◆ **YOUR TASK**: Only the number is wanted: how many lines hold the word "Corporation"?

◆ **DATASET CONTENT**:

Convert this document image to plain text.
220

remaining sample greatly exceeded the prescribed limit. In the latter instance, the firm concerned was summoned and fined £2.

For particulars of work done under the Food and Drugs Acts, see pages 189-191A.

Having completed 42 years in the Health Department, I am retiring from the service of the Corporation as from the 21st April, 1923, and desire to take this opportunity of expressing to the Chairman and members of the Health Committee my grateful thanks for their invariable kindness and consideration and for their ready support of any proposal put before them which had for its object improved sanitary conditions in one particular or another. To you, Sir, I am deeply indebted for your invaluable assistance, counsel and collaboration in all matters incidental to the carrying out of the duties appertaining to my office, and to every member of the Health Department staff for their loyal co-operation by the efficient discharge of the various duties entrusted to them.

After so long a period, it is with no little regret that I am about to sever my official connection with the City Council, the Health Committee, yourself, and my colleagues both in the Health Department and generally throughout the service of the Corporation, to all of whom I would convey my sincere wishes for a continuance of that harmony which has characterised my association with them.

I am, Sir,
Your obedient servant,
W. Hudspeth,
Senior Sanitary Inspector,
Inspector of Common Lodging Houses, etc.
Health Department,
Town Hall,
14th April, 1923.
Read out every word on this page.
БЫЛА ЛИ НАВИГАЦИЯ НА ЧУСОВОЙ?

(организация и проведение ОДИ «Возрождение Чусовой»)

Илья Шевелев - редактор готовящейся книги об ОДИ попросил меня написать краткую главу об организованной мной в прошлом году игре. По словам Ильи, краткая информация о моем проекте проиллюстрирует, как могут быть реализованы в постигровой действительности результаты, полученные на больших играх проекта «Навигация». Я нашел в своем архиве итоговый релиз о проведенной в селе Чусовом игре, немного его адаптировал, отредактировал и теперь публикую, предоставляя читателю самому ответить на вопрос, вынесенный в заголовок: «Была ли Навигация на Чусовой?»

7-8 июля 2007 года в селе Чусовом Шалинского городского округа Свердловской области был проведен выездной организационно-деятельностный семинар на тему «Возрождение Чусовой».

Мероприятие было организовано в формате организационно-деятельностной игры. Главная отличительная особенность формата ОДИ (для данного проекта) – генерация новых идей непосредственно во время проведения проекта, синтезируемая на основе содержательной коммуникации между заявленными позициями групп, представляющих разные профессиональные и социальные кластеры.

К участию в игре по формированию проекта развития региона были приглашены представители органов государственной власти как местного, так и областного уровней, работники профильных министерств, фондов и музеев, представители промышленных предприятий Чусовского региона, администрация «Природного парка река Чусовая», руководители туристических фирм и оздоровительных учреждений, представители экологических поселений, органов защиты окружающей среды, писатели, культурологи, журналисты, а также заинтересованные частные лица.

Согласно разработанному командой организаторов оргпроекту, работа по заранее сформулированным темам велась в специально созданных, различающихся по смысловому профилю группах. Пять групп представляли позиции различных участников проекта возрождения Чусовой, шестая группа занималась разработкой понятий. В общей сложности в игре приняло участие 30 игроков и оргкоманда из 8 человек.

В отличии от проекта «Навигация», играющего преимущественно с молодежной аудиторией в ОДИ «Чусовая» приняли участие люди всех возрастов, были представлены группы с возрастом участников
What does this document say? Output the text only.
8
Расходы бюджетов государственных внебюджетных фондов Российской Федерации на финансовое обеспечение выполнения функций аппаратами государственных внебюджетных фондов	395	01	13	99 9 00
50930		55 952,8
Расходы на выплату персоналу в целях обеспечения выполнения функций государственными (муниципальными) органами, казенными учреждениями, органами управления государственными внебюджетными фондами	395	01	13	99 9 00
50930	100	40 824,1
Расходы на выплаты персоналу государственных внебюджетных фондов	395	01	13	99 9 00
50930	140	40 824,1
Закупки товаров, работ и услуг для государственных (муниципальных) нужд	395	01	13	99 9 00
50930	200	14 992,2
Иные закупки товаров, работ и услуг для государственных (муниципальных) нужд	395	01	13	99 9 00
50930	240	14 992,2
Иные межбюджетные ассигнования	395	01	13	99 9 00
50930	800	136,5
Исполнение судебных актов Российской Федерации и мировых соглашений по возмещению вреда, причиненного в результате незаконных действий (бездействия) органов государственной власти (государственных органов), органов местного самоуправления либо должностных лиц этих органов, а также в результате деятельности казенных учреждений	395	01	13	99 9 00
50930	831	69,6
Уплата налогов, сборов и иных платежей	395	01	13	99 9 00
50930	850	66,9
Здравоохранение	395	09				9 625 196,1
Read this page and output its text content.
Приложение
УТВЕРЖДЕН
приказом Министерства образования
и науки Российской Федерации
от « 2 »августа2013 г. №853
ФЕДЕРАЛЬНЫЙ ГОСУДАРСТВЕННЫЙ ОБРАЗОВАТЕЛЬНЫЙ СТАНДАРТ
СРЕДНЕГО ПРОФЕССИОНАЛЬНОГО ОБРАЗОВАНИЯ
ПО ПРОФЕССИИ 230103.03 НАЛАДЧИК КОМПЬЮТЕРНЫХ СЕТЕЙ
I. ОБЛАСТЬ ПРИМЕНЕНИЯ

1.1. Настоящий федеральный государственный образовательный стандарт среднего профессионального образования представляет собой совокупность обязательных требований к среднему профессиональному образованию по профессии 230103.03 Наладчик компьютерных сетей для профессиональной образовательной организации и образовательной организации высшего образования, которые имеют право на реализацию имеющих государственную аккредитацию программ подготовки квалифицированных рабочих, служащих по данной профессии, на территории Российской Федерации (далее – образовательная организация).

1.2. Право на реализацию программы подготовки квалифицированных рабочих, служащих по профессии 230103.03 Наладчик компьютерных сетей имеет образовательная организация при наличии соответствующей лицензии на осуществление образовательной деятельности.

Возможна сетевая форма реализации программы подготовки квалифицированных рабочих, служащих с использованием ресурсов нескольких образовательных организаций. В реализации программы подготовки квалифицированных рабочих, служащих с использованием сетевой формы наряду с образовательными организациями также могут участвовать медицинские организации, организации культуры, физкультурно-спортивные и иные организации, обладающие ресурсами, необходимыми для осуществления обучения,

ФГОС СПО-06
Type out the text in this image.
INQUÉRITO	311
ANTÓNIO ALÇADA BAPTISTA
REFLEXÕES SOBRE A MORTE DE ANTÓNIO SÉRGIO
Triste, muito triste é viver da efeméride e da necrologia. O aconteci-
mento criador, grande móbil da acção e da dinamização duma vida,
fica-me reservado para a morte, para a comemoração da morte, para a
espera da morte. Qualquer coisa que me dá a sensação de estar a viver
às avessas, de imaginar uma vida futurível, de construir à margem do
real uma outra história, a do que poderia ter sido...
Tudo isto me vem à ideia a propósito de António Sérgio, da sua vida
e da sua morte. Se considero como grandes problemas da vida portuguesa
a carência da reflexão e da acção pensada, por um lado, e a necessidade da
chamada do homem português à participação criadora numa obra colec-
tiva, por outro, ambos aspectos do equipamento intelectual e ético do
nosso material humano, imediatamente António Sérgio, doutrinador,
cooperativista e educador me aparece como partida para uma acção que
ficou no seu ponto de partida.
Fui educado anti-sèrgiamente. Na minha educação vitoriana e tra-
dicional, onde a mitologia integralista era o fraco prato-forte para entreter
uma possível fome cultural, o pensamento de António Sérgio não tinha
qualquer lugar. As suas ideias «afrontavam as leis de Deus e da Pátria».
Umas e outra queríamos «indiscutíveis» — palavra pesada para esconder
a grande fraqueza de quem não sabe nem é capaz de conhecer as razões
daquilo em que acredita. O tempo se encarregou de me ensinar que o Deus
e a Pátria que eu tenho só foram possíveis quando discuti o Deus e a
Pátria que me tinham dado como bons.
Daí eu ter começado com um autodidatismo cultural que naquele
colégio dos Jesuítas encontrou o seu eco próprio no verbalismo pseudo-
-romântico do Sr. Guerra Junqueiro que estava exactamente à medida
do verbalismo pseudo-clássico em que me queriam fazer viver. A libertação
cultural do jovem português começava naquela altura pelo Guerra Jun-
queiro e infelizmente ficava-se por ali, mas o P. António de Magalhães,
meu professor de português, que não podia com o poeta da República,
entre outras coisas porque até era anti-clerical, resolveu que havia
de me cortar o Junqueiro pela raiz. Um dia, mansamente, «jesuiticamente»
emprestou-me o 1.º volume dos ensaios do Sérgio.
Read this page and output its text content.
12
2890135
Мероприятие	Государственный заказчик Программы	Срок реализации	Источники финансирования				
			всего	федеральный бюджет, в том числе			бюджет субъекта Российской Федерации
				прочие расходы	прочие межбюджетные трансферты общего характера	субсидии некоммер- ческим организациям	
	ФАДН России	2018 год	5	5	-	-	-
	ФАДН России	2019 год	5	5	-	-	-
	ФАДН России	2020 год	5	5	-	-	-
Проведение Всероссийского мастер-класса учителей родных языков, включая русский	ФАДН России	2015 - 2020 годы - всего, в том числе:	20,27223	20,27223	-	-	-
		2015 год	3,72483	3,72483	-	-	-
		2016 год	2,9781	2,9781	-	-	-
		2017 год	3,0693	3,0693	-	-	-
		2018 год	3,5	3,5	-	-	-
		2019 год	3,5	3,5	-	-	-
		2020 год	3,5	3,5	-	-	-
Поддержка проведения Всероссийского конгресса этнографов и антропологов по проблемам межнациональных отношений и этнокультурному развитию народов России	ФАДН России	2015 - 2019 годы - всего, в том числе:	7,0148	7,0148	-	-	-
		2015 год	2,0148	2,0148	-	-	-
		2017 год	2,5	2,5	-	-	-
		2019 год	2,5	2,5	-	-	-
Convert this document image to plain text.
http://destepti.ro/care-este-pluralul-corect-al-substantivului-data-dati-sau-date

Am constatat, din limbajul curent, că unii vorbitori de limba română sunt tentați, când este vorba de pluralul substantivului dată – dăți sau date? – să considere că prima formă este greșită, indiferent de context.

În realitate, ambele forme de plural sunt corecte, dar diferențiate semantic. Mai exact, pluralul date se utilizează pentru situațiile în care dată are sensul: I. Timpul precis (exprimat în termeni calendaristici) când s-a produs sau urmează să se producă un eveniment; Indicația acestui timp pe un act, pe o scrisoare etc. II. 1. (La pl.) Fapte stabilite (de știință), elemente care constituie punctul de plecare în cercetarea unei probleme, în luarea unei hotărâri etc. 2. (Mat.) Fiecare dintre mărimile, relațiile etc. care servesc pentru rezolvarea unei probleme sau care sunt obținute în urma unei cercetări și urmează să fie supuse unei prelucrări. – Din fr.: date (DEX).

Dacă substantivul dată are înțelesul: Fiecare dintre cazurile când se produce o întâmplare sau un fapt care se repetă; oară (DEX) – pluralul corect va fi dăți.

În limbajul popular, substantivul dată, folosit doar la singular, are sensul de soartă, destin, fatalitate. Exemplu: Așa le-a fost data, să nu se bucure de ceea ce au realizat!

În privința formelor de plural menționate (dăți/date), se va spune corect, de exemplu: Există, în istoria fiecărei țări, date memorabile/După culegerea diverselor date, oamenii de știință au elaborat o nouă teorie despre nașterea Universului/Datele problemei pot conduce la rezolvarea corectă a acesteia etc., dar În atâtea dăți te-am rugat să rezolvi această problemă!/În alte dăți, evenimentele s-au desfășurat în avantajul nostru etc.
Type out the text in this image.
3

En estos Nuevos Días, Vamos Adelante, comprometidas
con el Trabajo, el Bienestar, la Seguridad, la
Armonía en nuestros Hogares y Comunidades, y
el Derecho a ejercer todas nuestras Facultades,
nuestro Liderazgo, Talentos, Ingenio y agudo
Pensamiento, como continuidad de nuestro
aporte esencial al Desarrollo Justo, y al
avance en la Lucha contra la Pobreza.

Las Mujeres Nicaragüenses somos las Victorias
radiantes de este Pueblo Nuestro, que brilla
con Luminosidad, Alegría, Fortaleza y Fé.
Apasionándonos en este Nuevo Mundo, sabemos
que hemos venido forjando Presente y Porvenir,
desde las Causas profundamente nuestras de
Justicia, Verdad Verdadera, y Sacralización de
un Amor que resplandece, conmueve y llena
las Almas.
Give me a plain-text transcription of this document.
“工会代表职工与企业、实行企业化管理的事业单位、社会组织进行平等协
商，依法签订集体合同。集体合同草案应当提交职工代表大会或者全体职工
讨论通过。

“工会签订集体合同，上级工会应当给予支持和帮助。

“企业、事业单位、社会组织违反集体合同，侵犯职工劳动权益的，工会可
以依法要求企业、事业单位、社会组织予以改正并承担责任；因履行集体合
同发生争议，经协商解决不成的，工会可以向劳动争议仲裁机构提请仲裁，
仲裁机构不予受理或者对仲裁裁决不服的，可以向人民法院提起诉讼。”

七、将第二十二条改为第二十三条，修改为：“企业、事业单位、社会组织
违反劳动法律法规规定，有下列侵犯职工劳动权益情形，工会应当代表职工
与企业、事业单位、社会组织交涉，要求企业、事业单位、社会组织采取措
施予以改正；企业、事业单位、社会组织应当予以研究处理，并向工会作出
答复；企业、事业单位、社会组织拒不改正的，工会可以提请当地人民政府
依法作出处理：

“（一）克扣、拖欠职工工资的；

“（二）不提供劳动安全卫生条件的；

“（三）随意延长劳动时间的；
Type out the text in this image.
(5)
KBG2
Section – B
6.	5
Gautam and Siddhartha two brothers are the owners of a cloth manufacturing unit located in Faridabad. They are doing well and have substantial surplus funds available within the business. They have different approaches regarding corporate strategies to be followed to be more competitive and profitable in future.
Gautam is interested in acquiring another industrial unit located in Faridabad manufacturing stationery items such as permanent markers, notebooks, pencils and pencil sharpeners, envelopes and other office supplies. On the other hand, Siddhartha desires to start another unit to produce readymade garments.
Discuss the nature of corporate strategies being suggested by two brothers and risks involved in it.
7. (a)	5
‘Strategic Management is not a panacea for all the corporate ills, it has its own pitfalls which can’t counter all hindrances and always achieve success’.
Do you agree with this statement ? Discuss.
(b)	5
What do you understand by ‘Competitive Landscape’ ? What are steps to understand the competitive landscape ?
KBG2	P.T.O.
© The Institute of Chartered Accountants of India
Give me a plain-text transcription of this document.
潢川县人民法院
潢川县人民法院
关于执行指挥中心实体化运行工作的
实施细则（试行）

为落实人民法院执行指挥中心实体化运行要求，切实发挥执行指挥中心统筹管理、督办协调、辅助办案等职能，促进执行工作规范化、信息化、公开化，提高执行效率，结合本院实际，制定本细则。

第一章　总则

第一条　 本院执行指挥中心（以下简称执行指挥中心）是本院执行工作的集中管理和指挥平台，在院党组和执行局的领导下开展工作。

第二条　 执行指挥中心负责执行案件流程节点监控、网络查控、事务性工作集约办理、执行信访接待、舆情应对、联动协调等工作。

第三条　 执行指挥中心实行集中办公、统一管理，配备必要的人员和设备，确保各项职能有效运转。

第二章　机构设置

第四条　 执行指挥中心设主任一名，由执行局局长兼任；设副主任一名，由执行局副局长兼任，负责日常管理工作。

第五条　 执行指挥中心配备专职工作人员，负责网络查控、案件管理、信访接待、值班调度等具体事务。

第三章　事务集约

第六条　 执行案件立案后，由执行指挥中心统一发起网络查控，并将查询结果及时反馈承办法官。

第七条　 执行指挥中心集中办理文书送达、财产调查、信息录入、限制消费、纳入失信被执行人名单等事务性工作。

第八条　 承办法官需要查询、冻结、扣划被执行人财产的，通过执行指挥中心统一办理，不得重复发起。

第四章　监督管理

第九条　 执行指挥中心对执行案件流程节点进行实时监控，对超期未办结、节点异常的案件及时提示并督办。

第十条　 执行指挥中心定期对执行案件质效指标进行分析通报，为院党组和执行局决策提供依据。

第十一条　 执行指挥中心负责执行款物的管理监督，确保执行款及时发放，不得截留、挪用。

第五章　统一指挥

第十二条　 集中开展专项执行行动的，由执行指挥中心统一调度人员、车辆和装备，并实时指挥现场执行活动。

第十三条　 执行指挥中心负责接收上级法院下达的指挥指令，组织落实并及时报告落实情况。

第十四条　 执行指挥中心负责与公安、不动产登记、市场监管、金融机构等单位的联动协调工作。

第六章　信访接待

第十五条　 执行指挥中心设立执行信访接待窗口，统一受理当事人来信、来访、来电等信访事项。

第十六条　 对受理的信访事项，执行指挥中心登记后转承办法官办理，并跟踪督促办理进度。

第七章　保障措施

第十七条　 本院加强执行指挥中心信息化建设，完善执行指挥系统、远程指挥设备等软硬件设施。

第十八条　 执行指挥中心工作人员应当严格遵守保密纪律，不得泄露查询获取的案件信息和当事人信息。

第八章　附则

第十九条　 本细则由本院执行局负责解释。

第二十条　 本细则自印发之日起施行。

◆ **REPLY TO THE EXERCISE**: 2